━━ RECORDS FOR THE EXERCISE ━━
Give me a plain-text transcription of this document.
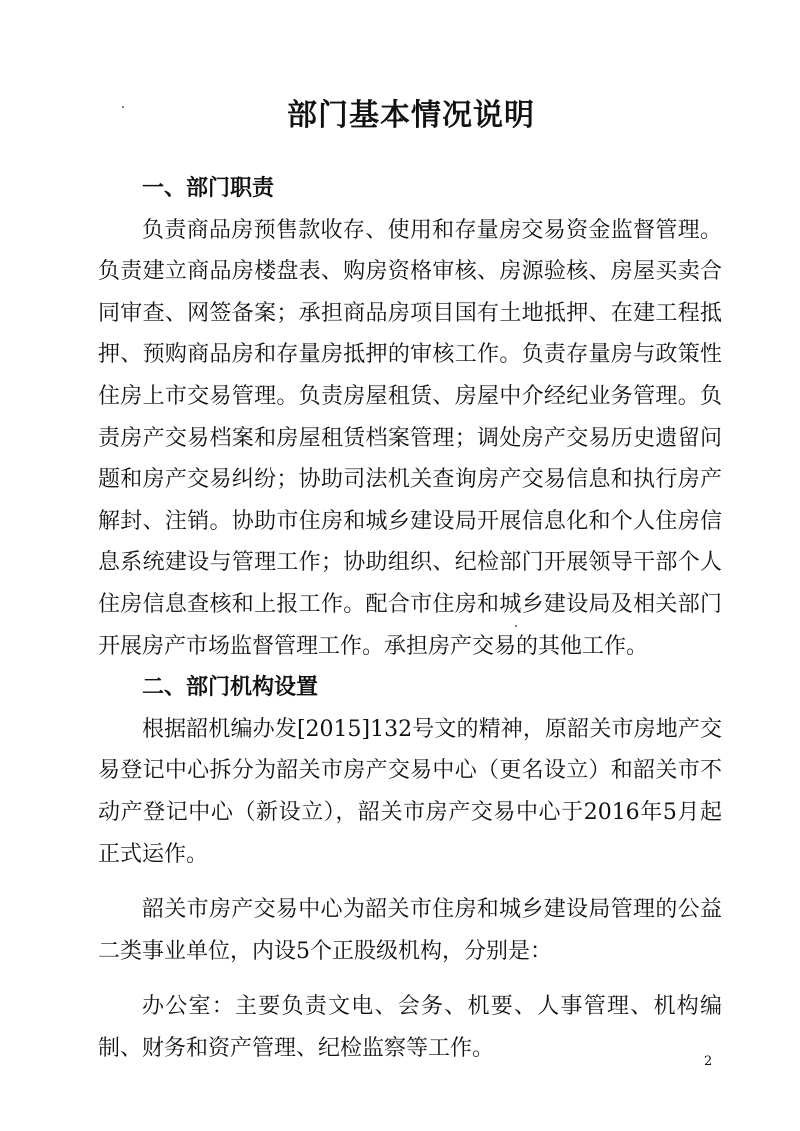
部门基本情况说明

一、部门职责

负责商品房预售款收存、使用和存量房交易资金监督管理。负责建立商品房楼盘表、购房资格审核、房源验核、房屋买卖合同审查、网签备案；承担商品房项目国有土地抵押、在建工程抵押、预购商品房和存量房抵押的审核工作。负责存量房与政策性住房上市交易管理。负责房屋租赁、房屋中介经纪业务管理。负责房产交易档案和房屋租赁档案管理；调处房产交易历史遗留问题和房产交易纠纷；协助司法机关查询房产交易信息和执行房产解封、注销。协助市住房和城乡建设局开展信息化和个人住房信息系统建设与管理工作；协助组织、纪检部门开展领导干部个人住房信息查核和上报工作。配合市住房和城乡建设局及相关部门开展房产市场监督管理工作。承担房产交易的其他工作。

二、部门机构设置

根据韶机编办发[2015]132号文的精神，原韶关市房地产交易登记中心拆分为韶关市房产交易中心（更名设立）和韶关市不动产登记中心（新设立），韶关市房产交易中心于2016年5月起正式运作。

韶关市房产交易中心为韶关市住房和城乡建设局管理的公益二类事业单位，内设5个正股级机构，分别是：

办公室：主要负责文电、会务、机要、人事管理、机构编制、财务和资产管理、纪检监察等工作。

2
━━━
EXERCISE REQUIREMENTS:
Retype all the records shown above, character for character. Omit every picture.

FINISHED ANSWER:
Give me a plain-text transcription of this document.
部门基本情况说明

一、部门职责

负责商品房预售款收存、使用和存量房交易资金监督管理。负责建立商品房楼盘表、购房资格审核、房源验核、房屋买卖合同审查、网签备案；承担商品房项目国有土地抵押、在建工程抵押、预购商品房和存量房抵押的审核工作。负责存量房与政策性住房上市交易管理。负责房屋租赁、房屋中介经纪业务管理。负责房产交易档案和房屋租赁档案管理；调处房产交易历史遗留问题和房产交易纠纷；协助司法机关查询房产交易信息和执行房产解封、注销。协助市住房和城乡建设局开展信息化和个人住房信息系统建设与管理工作；协助组织、纪检部门开展领导干部个人住房信息查核和上报工作。配合市住房和城乡建设局及相关部门开展房产市场监督管理工作。承担房产交易的其他工作。

二、部门机构设置

根据韶机编办发[2015]132号文的精神，原韶关市房地产交易登记中心拆分为韶关市房产交易中心（更名设立）和韶关市不动产登记中心（新设立），韶关市房产交易中心于2016年5月起正式运作。

韶关市房产交易中心为韶关市住房和城乡建设局管理的公益二类事业单位，内设5个正股级机构，分别是：

办公室：主要负责文电、会务、机要、人事管理、机构编制、财务和资产管理、纪检监察等工作。

2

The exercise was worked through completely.